## Your instructions
Pick out the lines below that contain the string "name" and copy them all.

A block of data
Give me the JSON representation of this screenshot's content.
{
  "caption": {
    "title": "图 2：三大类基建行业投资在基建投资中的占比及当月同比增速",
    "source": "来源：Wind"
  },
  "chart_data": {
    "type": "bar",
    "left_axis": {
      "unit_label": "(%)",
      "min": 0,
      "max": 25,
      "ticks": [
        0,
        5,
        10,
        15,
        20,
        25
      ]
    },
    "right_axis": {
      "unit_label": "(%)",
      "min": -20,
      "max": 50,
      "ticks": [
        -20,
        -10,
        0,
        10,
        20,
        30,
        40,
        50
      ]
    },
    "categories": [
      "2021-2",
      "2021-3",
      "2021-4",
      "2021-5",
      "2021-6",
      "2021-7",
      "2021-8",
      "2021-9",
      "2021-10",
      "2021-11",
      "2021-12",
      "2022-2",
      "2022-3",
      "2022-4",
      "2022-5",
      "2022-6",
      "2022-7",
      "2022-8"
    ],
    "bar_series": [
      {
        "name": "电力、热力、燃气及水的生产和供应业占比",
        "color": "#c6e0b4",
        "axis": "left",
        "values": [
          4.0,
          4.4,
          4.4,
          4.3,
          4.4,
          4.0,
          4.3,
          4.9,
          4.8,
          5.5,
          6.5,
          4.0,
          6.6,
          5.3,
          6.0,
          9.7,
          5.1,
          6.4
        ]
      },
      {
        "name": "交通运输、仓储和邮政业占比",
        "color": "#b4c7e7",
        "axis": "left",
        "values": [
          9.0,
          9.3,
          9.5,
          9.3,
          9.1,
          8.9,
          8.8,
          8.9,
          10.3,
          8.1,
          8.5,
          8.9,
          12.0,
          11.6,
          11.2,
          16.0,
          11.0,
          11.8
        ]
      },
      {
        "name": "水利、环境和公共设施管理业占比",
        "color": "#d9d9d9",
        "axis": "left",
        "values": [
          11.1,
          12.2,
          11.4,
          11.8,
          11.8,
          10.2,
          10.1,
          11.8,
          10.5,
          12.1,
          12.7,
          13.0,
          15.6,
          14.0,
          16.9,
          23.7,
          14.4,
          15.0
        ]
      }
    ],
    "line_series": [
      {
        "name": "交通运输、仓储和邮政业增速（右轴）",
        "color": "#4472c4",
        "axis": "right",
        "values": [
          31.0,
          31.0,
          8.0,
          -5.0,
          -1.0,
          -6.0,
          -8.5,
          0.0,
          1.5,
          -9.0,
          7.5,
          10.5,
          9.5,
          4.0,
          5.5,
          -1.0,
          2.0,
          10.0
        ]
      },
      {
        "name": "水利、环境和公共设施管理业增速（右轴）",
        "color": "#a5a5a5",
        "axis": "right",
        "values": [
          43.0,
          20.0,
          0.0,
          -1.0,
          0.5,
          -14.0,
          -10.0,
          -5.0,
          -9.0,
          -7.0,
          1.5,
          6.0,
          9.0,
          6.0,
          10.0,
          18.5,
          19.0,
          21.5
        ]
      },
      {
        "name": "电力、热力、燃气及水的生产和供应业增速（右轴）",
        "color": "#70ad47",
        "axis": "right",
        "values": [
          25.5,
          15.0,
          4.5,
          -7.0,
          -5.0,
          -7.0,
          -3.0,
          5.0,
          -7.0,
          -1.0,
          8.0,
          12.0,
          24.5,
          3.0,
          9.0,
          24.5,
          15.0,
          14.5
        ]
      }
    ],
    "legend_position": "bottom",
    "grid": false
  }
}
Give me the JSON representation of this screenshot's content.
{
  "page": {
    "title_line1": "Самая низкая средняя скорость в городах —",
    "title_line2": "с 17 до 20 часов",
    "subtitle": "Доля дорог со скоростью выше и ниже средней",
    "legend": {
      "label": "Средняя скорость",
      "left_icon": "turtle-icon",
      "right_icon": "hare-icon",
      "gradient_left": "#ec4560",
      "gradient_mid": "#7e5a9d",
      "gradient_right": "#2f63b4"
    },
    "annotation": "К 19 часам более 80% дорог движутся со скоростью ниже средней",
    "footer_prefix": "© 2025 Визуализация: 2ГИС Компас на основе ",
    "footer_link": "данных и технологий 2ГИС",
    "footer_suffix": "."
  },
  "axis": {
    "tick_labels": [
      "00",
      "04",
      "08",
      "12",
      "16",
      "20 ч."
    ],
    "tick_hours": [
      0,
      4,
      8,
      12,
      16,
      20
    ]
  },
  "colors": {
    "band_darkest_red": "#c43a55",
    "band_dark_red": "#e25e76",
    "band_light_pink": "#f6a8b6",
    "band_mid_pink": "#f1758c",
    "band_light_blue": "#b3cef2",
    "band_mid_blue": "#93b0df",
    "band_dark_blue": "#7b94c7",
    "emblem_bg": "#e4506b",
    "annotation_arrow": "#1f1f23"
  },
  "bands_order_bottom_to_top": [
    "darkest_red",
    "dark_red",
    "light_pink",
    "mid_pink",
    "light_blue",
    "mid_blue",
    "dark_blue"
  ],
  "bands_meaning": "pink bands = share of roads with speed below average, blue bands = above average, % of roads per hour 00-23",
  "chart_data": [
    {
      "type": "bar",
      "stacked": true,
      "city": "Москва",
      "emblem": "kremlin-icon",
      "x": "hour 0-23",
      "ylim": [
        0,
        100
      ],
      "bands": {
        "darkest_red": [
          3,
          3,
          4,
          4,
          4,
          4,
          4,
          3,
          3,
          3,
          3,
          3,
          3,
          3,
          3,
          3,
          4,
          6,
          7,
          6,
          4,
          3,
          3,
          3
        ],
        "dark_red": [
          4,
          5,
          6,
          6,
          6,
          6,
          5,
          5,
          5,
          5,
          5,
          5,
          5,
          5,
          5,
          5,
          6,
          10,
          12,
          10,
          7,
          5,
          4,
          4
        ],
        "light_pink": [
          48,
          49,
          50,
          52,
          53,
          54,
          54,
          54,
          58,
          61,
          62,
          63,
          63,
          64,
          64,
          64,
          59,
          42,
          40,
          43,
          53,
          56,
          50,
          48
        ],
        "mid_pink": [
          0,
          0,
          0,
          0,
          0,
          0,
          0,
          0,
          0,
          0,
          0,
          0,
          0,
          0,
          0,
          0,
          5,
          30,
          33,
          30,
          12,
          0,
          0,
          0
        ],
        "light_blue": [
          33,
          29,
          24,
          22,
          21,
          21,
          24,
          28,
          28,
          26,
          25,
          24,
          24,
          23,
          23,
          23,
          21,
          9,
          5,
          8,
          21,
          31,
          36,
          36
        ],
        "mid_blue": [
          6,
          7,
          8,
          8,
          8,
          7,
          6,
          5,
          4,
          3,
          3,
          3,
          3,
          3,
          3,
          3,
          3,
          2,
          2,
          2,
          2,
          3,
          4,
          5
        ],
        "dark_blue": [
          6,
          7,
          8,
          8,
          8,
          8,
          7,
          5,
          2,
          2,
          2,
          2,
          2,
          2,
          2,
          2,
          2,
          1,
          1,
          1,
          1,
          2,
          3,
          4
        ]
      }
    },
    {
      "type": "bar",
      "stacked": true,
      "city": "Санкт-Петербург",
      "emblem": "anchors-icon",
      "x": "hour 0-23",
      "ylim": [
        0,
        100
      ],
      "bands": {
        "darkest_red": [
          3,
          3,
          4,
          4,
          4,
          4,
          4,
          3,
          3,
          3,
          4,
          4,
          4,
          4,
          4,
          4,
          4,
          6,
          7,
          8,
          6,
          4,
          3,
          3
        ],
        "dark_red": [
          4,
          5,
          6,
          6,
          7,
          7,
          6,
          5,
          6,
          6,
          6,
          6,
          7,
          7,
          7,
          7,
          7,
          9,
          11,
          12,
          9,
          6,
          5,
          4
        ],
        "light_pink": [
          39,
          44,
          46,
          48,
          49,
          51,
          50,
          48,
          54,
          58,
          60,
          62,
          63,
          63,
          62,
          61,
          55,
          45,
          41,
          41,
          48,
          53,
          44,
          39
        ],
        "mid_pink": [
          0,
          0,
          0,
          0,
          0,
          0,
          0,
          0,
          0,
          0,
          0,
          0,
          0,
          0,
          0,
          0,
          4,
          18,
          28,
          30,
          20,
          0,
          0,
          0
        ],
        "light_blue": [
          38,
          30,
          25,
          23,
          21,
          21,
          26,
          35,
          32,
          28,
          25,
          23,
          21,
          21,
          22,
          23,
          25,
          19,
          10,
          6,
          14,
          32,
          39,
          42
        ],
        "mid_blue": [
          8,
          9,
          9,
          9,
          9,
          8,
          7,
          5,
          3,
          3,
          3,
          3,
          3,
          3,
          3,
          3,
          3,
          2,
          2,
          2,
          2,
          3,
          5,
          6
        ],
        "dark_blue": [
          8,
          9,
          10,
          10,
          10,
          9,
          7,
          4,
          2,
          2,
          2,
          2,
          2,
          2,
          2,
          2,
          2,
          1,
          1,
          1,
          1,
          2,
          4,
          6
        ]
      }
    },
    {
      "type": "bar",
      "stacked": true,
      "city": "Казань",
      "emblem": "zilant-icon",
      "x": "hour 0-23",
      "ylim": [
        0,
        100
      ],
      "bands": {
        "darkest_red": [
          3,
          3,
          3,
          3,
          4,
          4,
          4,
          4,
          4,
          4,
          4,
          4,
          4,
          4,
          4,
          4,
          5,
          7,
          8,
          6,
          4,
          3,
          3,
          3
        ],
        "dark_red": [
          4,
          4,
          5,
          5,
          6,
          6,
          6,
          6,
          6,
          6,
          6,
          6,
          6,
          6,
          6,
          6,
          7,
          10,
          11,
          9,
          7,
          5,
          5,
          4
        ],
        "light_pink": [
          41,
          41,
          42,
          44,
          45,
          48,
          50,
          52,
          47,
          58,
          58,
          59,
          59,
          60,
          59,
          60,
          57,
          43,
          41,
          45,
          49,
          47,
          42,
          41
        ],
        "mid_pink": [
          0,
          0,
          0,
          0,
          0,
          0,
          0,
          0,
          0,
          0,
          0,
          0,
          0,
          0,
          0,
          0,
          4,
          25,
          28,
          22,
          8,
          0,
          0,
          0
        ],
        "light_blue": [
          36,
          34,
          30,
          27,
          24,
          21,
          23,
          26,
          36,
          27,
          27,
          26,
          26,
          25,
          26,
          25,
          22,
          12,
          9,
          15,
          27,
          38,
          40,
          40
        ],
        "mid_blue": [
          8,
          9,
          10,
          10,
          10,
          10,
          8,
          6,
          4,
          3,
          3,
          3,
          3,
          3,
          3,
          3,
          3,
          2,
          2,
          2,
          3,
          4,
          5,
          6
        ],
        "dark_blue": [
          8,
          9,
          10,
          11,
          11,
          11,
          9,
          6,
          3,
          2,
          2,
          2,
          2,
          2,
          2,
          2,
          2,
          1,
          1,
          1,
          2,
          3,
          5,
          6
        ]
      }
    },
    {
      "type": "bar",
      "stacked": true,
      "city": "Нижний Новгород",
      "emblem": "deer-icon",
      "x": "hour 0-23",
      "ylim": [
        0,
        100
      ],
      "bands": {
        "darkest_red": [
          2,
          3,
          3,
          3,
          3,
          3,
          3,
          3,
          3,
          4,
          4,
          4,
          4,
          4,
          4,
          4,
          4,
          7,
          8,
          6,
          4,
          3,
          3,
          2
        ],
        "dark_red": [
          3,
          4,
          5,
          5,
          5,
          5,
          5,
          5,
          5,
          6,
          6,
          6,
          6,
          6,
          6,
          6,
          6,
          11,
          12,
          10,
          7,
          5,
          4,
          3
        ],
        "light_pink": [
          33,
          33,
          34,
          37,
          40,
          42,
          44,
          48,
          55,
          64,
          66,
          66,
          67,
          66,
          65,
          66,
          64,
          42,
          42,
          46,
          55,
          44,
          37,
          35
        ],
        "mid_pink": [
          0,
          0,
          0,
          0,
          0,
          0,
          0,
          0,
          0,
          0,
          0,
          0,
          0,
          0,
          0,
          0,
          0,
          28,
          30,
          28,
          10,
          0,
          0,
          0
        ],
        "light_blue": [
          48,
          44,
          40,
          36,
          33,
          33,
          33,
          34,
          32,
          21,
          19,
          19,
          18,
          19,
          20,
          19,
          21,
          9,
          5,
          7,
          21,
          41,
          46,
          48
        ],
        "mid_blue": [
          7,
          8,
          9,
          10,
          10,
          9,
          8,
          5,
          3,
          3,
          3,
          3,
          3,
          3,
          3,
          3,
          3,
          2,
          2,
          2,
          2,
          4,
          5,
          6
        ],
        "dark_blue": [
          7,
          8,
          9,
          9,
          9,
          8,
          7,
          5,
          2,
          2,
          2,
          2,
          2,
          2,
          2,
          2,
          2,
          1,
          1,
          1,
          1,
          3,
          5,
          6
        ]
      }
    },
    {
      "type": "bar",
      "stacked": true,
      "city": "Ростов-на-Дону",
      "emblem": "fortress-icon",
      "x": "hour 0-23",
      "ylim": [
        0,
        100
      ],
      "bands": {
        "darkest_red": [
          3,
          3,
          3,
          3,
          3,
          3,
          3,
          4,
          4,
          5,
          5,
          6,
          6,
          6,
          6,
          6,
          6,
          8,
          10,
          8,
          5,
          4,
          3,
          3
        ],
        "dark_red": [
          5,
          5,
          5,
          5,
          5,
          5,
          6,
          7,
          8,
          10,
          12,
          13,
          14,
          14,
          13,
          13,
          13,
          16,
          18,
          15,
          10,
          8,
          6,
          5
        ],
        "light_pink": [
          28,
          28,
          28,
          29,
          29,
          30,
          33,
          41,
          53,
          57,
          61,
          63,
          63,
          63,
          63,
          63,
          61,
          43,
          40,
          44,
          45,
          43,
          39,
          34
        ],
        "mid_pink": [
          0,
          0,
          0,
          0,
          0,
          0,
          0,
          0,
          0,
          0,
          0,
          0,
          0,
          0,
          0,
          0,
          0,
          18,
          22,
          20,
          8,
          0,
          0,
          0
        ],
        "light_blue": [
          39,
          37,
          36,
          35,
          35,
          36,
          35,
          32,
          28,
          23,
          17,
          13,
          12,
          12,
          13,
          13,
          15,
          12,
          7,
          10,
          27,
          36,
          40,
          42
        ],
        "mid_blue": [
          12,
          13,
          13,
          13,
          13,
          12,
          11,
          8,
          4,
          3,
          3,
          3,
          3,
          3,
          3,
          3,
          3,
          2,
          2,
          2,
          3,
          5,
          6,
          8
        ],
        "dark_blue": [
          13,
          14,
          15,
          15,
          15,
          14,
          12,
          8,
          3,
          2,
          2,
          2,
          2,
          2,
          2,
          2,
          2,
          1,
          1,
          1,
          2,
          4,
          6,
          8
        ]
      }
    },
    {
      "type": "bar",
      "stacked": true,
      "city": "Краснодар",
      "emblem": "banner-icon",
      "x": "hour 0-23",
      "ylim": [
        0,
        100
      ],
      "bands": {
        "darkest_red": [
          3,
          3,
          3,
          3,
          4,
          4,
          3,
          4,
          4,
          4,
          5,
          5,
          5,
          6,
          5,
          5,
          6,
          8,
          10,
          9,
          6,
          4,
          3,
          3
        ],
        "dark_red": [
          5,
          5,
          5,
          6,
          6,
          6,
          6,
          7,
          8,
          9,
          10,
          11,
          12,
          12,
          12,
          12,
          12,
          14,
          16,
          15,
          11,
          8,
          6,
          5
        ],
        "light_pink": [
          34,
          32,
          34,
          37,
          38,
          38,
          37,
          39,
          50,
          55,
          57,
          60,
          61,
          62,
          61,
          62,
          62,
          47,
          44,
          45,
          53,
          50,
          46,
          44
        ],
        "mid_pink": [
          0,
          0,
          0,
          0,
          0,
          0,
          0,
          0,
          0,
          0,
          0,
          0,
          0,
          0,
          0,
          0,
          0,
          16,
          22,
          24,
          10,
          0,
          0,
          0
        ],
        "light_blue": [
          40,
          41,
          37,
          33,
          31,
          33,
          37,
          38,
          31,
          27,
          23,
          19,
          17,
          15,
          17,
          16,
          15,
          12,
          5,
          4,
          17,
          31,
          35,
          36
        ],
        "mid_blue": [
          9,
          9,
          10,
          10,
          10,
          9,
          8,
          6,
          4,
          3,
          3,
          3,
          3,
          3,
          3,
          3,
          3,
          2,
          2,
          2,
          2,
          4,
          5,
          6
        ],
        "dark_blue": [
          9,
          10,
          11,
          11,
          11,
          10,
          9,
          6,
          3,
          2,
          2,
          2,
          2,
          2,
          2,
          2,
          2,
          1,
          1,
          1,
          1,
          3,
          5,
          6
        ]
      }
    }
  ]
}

## Response
        "name": "电力、热力、燃气及水的生产和供应业占比",
        "name": "交通运输、仓储和邮政业占比",
        "name": "水利、环境和公共设施管理业占比",
        "name": "交通运输、仓储和邮政业增速（右轴）",
        "name": "水利、环境和公共设施管理业增速（右轴）",
        "name": "电力、热力、燃气及水的生产和供应业增速（右轴）",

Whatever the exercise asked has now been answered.